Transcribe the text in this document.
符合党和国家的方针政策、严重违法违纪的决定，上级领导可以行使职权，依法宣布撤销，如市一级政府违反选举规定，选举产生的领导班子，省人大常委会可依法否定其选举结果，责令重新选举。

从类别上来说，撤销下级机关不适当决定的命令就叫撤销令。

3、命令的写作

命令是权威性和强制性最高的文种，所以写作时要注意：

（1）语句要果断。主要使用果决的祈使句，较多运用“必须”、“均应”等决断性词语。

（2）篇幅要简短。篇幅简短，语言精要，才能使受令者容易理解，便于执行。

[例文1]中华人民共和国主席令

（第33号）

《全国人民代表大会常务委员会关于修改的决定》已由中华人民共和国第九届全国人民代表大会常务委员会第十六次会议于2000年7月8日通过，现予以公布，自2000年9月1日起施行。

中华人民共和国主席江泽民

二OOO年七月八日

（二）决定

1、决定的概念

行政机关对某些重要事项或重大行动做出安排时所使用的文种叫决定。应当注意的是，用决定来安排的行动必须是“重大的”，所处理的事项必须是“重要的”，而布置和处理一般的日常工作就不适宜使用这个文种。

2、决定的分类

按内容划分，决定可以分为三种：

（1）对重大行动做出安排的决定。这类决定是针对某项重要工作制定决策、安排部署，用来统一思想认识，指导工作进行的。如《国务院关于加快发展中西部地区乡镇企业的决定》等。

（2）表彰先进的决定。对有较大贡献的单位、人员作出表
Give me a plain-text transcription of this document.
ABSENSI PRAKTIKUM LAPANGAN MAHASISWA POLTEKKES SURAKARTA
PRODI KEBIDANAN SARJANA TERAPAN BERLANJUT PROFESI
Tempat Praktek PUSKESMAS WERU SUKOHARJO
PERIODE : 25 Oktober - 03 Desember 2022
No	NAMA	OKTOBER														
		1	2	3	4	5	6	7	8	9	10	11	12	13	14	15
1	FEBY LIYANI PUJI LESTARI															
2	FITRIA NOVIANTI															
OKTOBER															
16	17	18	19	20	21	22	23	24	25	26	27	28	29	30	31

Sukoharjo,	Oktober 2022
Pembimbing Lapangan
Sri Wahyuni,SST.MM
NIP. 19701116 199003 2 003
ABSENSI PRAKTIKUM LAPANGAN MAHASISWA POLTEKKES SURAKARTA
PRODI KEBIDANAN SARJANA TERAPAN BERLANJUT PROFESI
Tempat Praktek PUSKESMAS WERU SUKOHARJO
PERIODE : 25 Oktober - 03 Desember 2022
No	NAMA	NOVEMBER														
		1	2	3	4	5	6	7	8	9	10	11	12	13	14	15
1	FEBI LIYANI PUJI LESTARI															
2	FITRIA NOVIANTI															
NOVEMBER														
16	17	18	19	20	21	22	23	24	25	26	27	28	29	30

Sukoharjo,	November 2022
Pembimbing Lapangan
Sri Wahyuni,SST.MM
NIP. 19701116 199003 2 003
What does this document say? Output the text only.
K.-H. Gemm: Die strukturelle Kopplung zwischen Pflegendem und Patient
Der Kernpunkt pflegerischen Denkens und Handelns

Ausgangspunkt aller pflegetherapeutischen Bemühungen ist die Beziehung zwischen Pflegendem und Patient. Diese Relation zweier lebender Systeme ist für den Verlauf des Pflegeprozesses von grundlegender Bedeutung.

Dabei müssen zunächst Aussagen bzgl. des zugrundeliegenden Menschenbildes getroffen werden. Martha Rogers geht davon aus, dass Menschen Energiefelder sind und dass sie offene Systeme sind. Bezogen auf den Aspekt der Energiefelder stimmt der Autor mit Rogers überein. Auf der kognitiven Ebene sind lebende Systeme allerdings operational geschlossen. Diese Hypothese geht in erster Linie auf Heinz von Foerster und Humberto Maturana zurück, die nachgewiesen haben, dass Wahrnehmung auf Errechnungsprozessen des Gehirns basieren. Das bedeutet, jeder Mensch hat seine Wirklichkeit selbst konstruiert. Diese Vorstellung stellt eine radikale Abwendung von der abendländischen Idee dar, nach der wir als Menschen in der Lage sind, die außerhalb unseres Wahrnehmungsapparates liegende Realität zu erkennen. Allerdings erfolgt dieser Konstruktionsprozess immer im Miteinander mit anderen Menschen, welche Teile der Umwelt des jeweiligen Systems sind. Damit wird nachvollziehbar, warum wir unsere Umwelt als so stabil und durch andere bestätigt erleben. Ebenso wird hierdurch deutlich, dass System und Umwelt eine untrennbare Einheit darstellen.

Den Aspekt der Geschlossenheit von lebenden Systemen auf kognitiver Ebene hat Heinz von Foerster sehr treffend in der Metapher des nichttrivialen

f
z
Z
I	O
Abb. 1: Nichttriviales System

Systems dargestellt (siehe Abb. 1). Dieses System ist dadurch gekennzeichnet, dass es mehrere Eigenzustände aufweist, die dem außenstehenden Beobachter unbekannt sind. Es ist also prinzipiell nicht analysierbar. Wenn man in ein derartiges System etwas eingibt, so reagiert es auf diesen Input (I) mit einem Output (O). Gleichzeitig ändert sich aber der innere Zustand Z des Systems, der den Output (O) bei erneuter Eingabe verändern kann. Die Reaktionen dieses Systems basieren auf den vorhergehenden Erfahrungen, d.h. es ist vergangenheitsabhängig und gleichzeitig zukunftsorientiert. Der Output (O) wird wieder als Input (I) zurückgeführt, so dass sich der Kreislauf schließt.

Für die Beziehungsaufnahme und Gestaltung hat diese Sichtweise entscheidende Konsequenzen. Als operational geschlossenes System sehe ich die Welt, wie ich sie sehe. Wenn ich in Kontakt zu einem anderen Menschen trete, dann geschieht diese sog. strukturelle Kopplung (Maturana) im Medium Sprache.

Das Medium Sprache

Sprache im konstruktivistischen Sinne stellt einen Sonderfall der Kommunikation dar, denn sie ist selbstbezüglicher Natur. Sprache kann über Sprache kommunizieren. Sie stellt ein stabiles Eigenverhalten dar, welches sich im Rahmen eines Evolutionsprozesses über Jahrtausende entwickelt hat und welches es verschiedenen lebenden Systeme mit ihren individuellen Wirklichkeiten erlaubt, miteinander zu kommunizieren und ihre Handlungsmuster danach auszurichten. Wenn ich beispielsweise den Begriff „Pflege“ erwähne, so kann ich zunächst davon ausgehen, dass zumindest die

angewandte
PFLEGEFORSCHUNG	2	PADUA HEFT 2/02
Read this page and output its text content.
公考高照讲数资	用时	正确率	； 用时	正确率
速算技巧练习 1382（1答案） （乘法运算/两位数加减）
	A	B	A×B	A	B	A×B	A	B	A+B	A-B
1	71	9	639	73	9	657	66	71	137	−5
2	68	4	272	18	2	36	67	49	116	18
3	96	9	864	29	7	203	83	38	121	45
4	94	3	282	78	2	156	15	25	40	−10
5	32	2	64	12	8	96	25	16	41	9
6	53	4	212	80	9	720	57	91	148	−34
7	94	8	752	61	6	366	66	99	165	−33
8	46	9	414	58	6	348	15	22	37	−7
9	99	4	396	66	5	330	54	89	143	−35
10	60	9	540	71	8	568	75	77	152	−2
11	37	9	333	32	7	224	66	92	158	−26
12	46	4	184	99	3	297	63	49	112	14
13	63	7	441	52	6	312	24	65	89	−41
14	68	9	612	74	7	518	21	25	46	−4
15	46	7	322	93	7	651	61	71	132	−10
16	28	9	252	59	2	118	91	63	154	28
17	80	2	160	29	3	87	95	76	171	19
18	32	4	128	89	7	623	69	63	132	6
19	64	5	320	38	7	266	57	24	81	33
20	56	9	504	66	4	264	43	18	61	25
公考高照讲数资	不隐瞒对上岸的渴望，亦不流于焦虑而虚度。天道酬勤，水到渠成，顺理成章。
+-------+
THE TASK:
Count the lines that hold the string "LIYANI" and state that number alone.

ANSWER BELOW:
2